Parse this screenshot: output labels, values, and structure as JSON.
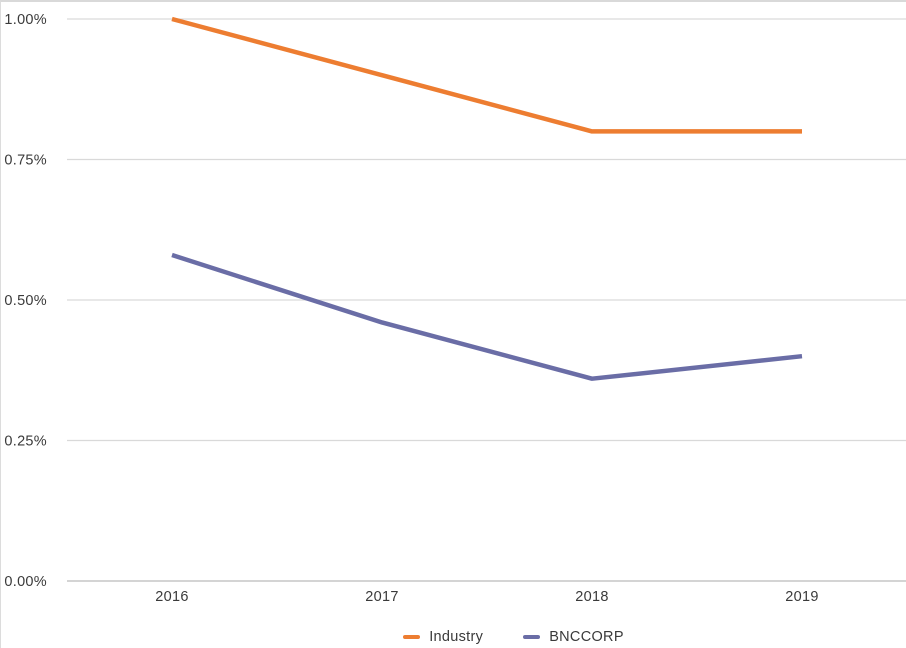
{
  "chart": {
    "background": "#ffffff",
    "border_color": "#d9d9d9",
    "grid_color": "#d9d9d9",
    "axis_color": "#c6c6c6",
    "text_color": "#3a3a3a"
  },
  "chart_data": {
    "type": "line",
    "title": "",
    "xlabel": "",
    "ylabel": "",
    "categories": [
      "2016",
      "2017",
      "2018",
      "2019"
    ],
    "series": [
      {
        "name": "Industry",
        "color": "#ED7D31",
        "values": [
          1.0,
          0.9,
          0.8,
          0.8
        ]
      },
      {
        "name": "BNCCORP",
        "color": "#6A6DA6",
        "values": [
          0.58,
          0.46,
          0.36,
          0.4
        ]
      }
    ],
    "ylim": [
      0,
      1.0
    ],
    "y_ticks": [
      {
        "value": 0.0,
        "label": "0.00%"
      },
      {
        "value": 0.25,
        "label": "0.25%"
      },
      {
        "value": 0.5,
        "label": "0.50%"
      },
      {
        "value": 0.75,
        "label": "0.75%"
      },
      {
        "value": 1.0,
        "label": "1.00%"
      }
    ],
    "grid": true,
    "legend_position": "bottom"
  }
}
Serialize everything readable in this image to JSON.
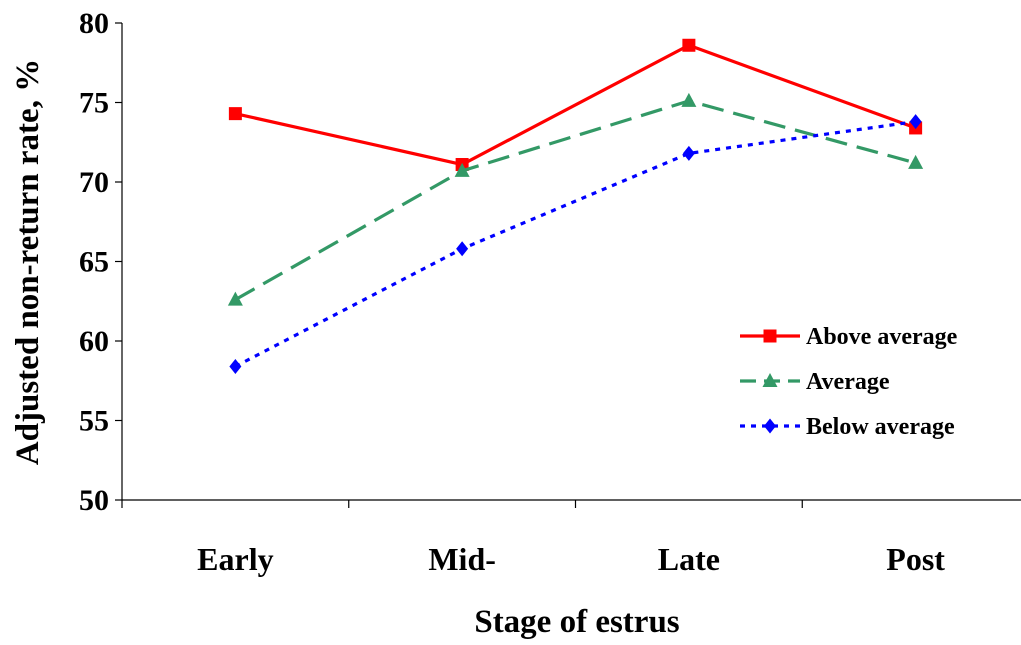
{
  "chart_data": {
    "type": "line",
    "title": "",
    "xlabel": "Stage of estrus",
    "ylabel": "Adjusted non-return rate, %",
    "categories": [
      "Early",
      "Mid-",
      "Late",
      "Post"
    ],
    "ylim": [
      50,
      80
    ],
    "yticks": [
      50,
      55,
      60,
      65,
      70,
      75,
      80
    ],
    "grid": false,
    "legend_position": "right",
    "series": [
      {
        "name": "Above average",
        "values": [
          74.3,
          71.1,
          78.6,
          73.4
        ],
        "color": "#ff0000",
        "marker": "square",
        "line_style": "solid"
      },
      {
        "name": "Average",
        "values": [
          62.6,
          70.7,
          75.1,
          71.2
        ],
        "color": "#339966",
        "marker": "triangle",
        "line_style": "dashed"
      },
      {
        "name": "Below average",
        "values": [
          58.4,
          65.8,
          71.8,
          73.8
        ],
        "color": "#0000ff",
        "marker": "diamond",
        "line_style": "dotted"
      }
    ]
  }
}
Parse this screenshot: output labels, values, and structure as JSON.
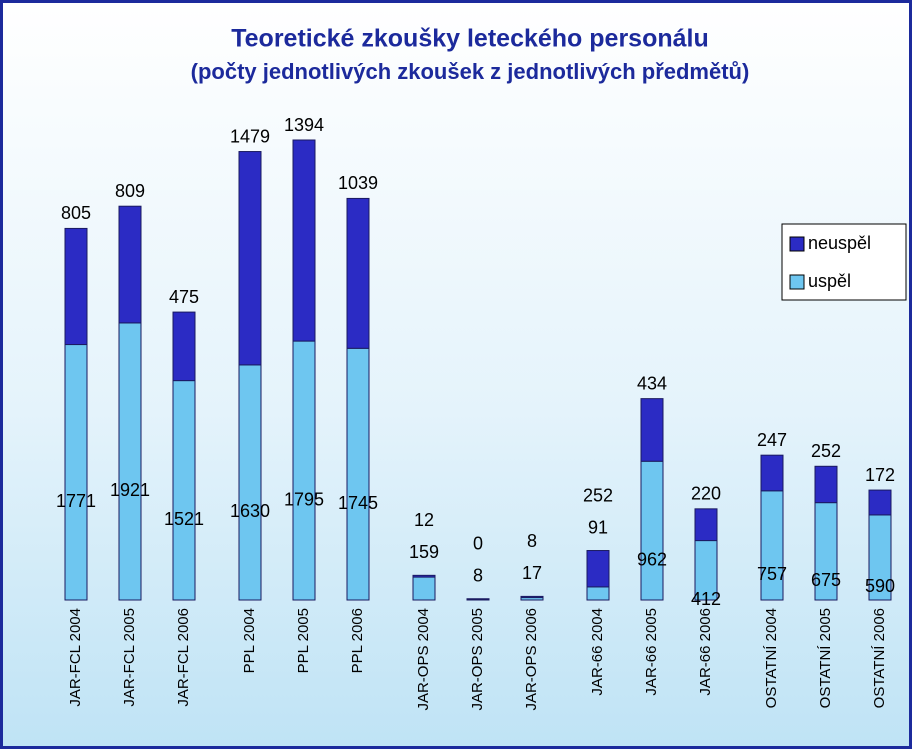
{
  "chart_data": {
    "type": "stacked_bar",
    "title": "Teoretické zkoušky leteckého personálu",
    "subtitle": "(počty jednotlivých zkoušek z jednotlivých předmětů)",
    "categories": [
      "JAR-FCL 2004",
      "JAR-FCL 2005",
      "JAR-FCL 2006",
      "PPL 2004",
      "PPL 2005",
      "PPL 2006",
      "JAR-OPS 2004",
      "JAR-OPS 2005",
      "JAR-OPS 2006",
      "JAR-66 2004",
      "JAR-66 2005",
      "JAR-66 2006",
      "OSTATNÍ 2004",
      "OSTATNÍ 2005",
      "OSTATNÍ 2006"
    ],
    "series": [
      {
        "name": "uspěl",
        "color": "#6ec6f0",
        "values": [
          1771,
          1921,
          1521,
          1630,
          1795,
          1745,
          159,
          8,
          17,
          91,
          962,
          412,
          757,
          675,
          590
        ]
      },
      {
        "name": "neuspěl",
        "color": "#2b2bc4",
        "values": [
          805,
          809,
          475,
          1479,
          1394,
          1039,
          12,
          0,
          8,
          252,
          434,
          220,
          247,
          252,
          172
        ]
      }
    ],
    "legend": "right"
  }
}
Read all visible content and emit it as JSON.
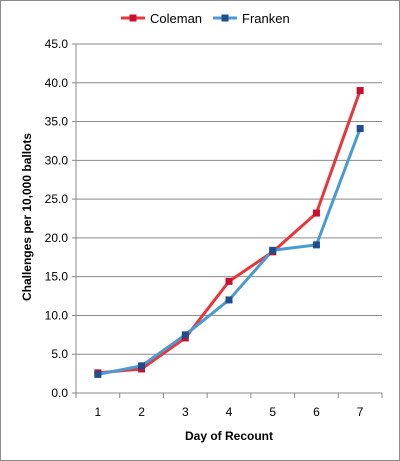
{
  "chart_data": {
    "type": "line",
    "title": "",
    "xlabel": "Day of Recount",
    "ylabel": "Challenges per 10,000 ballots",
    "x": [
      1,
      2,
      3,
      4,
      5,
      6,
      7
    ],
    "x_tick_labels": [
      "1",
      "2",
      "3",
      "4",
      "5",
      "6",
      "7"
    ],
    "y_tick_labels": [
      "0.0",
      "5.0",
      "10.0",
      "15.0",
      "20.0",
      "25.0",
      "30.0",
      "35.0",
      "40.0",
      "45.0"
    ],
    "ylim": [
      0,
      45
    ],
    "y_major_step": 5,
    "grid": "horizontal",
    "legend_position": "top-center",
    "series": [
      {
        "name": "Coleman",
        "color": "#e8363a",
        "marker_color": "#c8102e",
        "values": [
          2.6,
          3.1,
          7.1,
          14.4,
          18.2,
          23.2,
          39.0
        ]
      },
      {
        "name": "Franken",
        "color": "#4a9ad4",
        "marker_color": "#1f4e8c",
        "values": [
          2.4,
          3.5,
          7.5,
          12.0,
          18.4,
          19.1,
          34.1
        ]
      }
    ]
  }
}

- **Set problem**:
Going through the entries above, tally each line that has the word "right". Answer with the number only.

- **Response to this task**:
2